What you have to do: Here are some records. Print all of them exactly.

Data listing:
# # # # #
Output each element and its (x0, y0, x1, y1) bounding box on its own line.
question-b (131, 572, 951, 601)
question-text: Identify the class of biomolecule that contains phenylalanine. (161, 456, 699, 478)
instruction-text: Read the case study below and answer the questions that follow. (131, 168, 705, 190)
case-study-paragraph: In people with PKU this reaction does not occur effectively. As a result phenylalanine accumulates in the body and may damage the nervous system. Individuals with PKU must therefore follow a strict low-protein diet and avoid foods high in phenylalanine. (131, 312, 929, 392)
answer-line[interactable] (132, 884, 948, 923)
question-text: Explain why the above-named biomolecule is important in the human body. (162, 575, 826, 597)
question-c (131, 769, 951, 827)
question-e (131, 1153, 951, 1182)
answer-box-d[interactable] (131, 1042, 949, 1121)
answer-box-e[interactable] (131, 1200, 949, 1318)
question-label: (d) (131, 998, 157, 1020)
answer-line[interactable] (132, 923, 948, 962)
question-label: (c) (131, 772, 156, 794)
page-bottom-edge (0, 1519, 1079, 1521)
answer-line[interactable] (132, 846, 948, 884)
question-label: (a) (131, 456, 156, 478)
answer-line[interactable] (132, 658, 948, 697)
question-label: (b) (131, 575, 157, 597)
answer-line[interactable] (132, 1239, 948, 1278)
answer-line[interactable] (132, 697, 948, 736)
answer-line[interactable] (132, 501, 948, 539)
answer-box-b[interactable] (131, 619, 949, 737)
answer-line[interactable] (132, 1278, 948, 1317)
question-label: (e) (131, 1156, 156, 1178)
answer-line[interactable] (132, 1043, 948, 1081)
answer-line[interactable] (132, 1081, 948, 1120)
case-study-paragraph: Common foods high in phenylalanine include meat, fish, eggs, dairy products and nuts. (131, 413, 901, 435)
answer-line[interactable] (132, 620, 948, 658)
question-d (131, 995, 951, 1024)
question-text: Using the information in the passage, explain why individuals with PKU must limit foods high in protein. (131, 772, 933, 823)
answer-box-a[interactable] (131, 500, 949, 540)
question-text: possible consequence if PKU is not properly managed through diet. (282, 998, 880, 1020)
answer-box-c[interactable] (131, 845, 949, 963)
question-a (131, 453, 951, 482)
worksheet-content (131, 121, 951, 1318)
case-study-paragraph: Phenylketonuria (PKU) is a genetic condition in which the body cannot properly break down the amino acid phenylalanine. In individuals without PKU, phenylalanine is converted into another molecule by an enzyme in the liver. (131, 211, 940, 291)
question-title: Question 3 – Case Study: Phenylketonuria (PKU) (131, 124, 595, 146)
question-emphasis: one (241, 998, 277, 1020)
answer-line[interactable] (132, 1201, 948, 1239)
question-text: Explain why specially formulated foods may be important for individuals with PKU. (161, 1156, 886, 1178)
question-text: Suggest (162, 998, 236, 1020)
# # # # #
Response to the exercise:
Output each element and its (x0, y0, x1, y1) bounding box on its own line.
question-b (131, 572, 951, 601)
question-text: Identify the class of biomolecule that contains phenylalanine. (161, 456, 699, 478)
instruction-text: Read the case study below and answer the questions that follow. (131, 168, 705, 190)
case-study-paragraph: In people with PKU this reaction does not occur effectively. As a result phenylalanine accumulates in the body and may damage the nervous system. Individuals with PKU must therefore follow a strict low-protein diet and avoid foods high in phenylalanine. (131, 312, 929, 392)
answer-line[interactable] (132, 884, 948, 923)
question-text: Explain why the above-named biomolecule is important in the human body. (162, 575, 826, 597)
question-c (131, 769, 951, 827)
question-e (131, 1153, 951, 1182)
answer-box-d[interactable] (131, 1042, 949, 1121)
answer-box-e[interactable] (131, 1200, 949, 1318)
question-label: (d) (131, 998, 157, 1020)
answer-line[interactable] (132, 923, 948, 962)
question-label: (c) (131, 772, 156, 794)
page-bottom-edge (0, 1519, 1079, 1521)
answer-line[interactable] (132, 846, 948, 884)
question-label: (a) (131, 456, 156, 478)
answer-line[interactable] (132, 658, 948, 697)
question-label: (b) (131, 575, 157, 597)
answer-line[interactable] (132, 1239, 948, 1278)
answer-line[interactable] (132, 697, 948, 736)
answer-line[interactable] (132, 501, 948, 539)
answer-box-b[interactable] (131, 619, 949, 737)
answer-line[interactable] (132, 1278, 948, 1317)
question-label: (e) (131, 1156, 156, 1178)
answer-line[interactable] (132, 1043, 948, 1081)
answer-line[interactable] (132, 1081, 948, 1120)
case-study-paragraph: Common foods high in phenylalanine include meat, fish, eggs, dairy products and nuts. (131, 413, 901, 435)
answer-line[interactable] (132, 620, 948, 658)
question-d (131, 995, 951, 1024)
question-text: Using the information in the passage, explain why individuals with PKU must limit foods high in protein. (131, 772, 933, 823)
answer-box-a[interactable] (131, 500, 949, 540)
question-text: possible consequence if PKU is not properly managed through diet. (282, 998, 880, 1020)
answer-box-c[interactable] (131, 845, 949, 963)
question-a (131, 453, 951, 482)
worksheet-content (131, 121, 951, 1318)
case-study-paragraph: Phenylketonuria (PKU) is a genetic condition in which the body cannot properly break down the amino acid phenylalanine. In individuals without PKU, phenylalanine is converted into another molecule by an enzyme in the liver. (131, 211, 940, 291)
question-title: Question 3 – Case Study: Phenylketonuria (PKU) (131, 124, 595, 146)
question-emphasis: one (241, 998, 277, 1020)
answer-line[interactable] (132, 1201, 948, 1239)
question-text: Explain why specially formulated foods may be important for individuals with PKU. (161, 1156, 886, 1178)
question-text: Suggest (162, 998, 236, 1020)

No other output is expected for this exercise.